**** SUPPLIED RECORDS ****

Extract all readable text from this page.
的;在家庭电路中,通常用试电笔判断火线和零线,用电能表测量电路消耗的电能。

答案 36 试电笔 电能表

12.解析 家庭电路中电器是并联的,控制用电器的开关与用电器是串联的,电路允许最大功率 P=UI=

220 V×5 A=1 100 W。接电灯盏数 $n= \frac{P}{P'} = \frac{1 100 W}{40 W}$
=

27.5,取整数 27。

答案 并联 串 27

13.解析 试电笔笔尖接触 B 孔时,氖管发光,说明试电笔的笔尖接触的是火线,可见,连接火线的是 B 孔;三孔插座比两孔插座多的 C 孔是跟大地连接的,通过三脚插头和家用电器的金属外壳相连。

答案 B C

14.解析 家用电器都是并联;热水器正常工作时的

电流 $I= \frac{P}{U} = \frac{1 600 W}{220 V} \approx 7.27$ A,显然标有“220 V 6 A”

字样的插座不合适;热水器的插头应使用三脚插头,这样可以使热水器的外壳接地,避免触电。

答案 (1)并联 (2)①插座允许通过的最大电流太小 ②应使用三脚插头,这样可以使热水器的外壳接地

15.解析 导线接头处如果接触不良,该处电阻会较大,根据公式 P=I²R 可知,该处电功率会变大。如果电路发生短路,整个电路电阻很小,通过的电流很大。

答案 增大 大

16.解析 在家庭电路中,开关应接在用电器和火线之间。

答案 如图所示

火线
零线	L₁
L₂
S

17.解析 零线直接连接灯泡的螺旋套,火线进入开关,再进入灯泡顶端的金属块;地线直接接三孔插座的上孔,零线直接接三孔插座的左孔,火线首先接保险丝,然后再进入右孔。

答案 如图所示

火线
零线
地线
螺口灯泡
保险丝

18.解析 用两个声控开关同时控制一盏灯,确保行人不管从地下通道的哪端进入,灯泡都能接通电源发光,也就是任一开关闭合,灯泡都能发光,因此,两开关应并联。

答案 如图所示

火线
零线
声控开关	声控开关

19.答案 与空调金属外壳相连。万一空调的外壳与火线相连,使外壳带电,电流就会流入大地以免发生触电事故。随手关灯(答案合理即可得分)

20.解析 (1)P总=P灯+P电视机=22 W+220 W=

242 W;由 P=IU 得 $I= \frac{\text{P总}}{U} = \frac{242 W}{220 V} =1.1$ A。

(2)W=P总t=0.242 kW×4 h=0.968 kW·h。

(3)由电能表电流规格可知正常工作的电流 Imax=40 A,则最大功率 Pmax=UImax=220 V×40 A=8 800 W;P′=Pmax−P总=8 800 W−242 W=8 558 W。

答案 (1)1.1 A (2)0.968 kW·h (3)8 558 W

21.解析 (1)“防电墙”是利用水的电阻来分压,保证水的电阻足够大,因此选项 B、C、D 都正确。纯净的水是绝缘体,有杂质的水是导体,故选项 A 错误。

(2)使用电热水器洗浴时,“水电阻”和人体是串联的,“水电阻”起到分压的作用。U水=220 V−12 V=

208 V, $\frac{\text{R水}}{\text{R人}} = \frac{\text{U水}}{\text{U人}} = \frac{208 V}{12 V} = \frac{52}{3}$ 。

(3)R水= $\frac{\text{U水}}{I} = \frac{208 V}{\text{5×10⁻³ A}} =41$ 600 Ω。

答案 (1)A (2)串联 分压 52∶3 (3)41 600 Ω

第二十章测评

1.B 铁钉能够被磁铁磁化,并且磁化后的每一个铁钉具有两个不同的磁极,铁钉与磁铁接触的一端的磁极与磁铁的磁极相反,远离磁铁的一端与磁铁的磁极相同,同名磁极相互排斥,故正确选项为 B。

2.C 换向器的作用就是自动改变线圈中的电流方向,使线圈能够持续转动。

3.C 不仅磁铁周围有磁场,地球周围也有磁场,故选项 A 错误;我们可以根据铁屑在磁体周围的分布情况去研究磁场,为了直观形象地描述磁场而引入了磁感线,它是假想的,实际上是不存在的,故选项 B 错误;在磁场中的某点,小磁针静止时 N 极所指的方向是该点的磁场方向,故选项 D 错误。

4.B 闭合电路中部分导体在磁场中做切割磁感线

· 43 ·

****

__TASK REQUIREMENTS__. Reproduce each entry from the records above, character for character.

__RESULT OF THE EXERCISE__.
Extract all readable text from this page.
的;在家庭电路中,通常用试电笔判断火线和零线,用电能表测量电路消耗的电能。

答案 36 试电笔 电能表

12.解析 家庭电路中电器是并联的,控制用电器的开关与用电器是串联的,电路允许最大功率 P=UI=

220 V×5 A=1 100 W。接电灯盏数 $n= \frac{P}{P'} = \frac{1 100 W}{40 W}$
=

27.5,取整数 27。

答案 并联 串 27

13.解析 试电笔笔尖接触 B 孔时,氖管发光,说明试电笔的笔尖接触的是火线,可见,连接火线的是 B 孔;三孔插座比两孔插座多的 C 孔是跟大地连接的,通过三脚插头和家用电器的金属外壳相连。

答案 B C

14.解析 家用电器都是并联;热水器正常工作时的

电流 $I= \frac{P}{U} = \frac{1 600 W}{220 V} \approx 7.27$ A,显然标有“220 V 6 A”

字样的插座不合适;热水器的插头应使用三脚插头,这样可以使热水器的外壳接地,避免触电。

答案 (1)并联 (2)①插座允许通过的最大电流太小 ②应使用三脚插头,这样可以使热水器的外壳接地

15.解析 导线接头处如果接触不良,该处电阻会较大,根据公式 P=I²R 可知,该处电功率会变大。如果电路发生短路,整个电路电阻很小,通过的电流很大。

答案 增大 大

16.解析 在家庭电路中,开关应接在用电器和火线之间。

答案 如图所示

火线
零线	L₁
L₂
S

17.解析 零线直接连接灯泡的螺旋套,火线进入开关,再进入灯泡顶端的金属块;地线直接接三孔插座的上孔,零线直接接三孔插座的左孔,火线首先接保险丝,然后再进入右孔。

答案 如图所示

火线
零线
地线
螺口灯泡
保险丝

18.解析 用两个声控开关同时控制一盏灯,确保行人不管从地下通道的哪端进入,灯泡都能接通电源发光,也就是任一开关闭合,灯泡都能发光,因此,两开关应并联。

答案 如图所示

火线
零线
声控开关	声控开关

19.答案 与空调金属外壳相连。万一空调的外壳与火线相连,使外壳带电,电流就会流入大地以免发生触电事故。随手关灯(答案合理即可得分)

20.解析 (1)P总=P灯+P电视机=22 W+220 W=

242 W;由 P=IU 得 $I= \frac{\text{P总}}{U} = \frac{242 W}{220 V} =1.1$ A。

(2)W=P总t=0.242 kW×4 h=0.968 kW·h。

(3)由电能表电流规格可知正常工作的电流 Imax=40 A,则最大功率 Pmax=UImax=220 V×40 A=8 800 W;P′=Pmax−P总=8 800 W−242 W=8 558 W。

答案 (1)1.1 A (2)0.968 kW·h (3)8 558 W

21.解析 (1)“防电墙”是利用水的电阻来分压,保证水的电阻足够大,因此选项 B、C、D 都正确。纯净的水是绝缘体,有杂质的水是导体,故选项 A 错误。

(2)使用电热水器洗浴时,“水电阻”和人体是串联的,“水电阻”起到分压的作用。U水=220 V−12 V=

208 V, $\frac{\text{R水}}{\text{R人}} = \frac{\text{U水}}{\text{U人}} = \frac{208 V}{12 V} = \frac{52}{3}$ 。

(3)R水= $\frac{\text{U水}}{I} = \frac{208 V}{\text{5×10⁻³ A}} =41$ 600 Ω。

答案 (1)A (2)串联 分压 52∶3 (3)41 600 Ω

第二十章测评

1.B 铁钉能够被磁铁磁化,并且磁化后的每一个铁钉具有两个不同的磁极,铁钉与磁铁接触的一端的磁极与磁铁的磁极相反,远离磁铁的一端与磁铁的磁极相同,同名磁极相互排斥,故正确选项为 B。

2.C 换向器的作用就是自动改变线圈中的电流方向,使线圈能够持续转动。

3.C 不仅磁铁周围有磁场,地球周围也有磁场,故选项 A 错误;我们可以根据铁屑在磁体周围的分布情况去研究磁场,为了直观形象地描述磁场而引入了磁感线,它是假想的,实际上是不存在的,故选项 B 错误;在磁场中的某点,小磁针静止时 N 极所指的方向是该点的磁场方向,故选项 D 错误。

4.B 闭合电路中部分导体在磁场中做切割磁感线

· 43 ·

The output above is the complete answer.